Work instructions:
Repeat every line of the material below exactly.

** Opening Records shown block **

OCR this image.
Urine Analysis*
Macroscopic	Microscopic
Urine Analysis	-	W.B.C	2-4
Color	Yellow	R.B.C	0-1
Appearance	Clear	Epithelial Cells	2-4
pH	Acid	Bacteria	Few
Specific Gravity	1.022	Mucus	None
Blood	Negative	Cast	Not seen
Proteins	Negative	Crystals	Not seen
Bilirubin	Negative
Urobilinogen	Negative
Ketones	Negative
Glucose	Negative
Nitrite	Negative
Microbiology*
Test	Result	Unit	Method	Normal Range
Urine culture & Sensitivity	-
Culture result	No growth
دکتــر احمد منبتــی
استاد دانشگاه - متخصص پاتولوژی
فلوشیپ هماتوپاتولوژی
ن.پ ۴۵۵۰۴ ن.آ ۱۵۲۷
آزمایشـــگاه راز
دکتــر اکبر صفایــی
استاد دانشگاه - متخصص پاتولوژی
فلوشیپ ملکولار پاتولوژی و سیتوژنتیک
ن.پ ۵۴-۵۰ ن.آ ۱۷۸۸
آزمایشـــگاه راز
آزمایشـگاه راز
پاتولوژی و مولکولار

** Closing Records shown block **

Result for this task:
OCR this image.
Urine Analysis*
Macroscopic	Microscopic
Urine Analysis	-	W.B.C	2-4
Color	Yellow	R.B.C	0-1
Appearance	Clear	Epithelial Cells	2-4
pH	Acid	Bacteria	Few
Specific Gravity	1.022	Mucus	None
Blood	Negative	Cast	Not seen
Proteins	Negative	Crystals	Not seen
Bilirubin	Negative
Urobilinogen	Negative
Ketones	Negative
Glucose	Negative
Nitrite	Negative
Microbiology*
Test	Result	Unit	Method	Normal Range
Urine culture & Sensitivity	-
Culture result	No growth
دکتــر احمد منبتــی
استاد دانشگاه - متخصص پاتولوژی
فلوشیپ هماتوپاتولوژی
ن.پ ۴۵۵۰۴ ن.آ ۱۵۲۷
آزمایشـــگاه راز
دکتــر اکبر صفایــی
استاد دانشگاه - متخصص پاتولوژی
فلوشیپ ملکولار پاتولوژی و سیتوژنتیک
ن.پ ۵۴-۵۰ ن.آ ۱۷۸۸
آزمایشـــگاه راز
آزمایشـگاه راز
پاتولوژی و مولکولار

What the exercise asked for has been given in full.